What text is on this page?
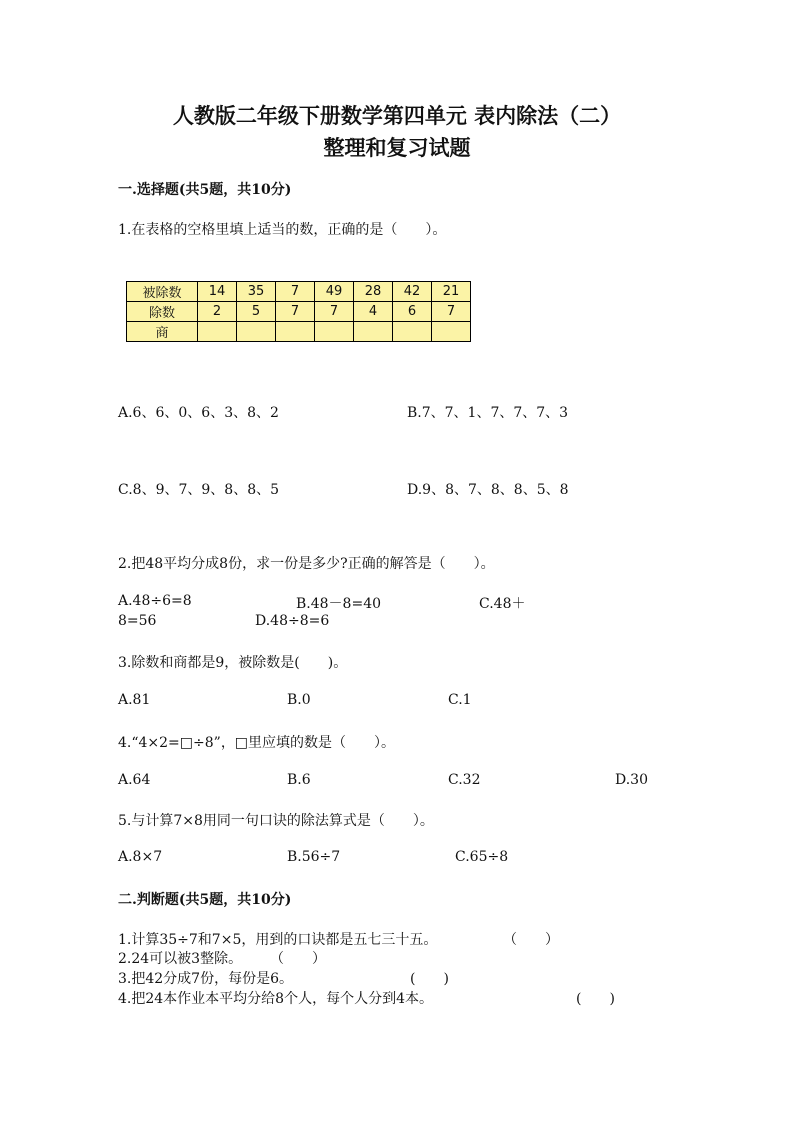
人教版二年级下册数学第四单元 表内除法（二）
整理和复习试题
一.选择题(共5题，共10分)
1.在表格的空格里填上适当的数，正确的是（　　）。
被除数	14	35	7	49	28	42	21
除数	2	5	7	7	4	6	7
商							
A.6、6、0、6、3、8、2	B.7、7、1、7、7、7、3
C.8、9、7、9、8、8、5	D.9、8、7、8、8、5、8
2.把48平均分成8份，求一份是多少?正确的解答是（　　）。
A.48÷6=8	B.48－8=40	C.48＋
8=56	D.48÷8=6
3.除数和商都是9，被除数是(　　)。
A.81	B.0	C.1
4.“4×2=□÷8”，□里应填的数是（　　）。
A.64	B.6	C.32	D.30
5.与计算7×8用同一句口诀的除法算式是（　　）。
A.8×7	B.56÷7	C.65÷8
二.判断题(共5题，共10分)
1.计算35÷7和7×5，用到的口诀都是五七三十五。	（　　）
2.24可以被3整除。 （　　）
3.把42分成7份，每份是6。	(　　)
4.把24本作业本平均分给8个人，每个人分到4本。	(　　)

[SET PROBLEM] Omit the images and transcribe all of the records above word for word.

[SOLUTION TO THE EXERCISE]
What text is on this page?
人教版二年级下册数学第四单元 表内除法（二）
整理和复习试题
一.选择题(共5题，共10分)
1.在表格的空格里填上适当的数，正确的是（　　）。
被除数	14	35	7	49	28	42	21
除数	2	5	7	7	4	6	7
商							
A.6、6、0、6、3、8、2	B.7、7、1、7、7、7、3
C.8、9、7、9、8、8、5	D.9、8、7、8、8、5、8
2.把48平均分成8份，求一份是多少?正确的解答是（　　）。
A.48÷6=8	B.48－8=40	C.48＋
8=56	D.48÷8=6
3.除数和商都是9，被除数是(　　)。
A.81	B.0	C.1
4.“4×2=□÷8”，□里应填的数是（　　）。
A.64	B.6	C.32	D.30
5.与计算7×8用同一句口诀的除法算式是（　　）。
A.8×7	B.56÷7	C.65÷8
二.判断题(共5题，共10分)
1.计算35÷7和7×5，用到的口诀都是五七三十五。	（　　）
2.24可以被3整除。 （　　）
3.把42分成7份，每份是6。	(　　)
4.把24本作业本平均分给8个人，每个人分到4本。	(　　)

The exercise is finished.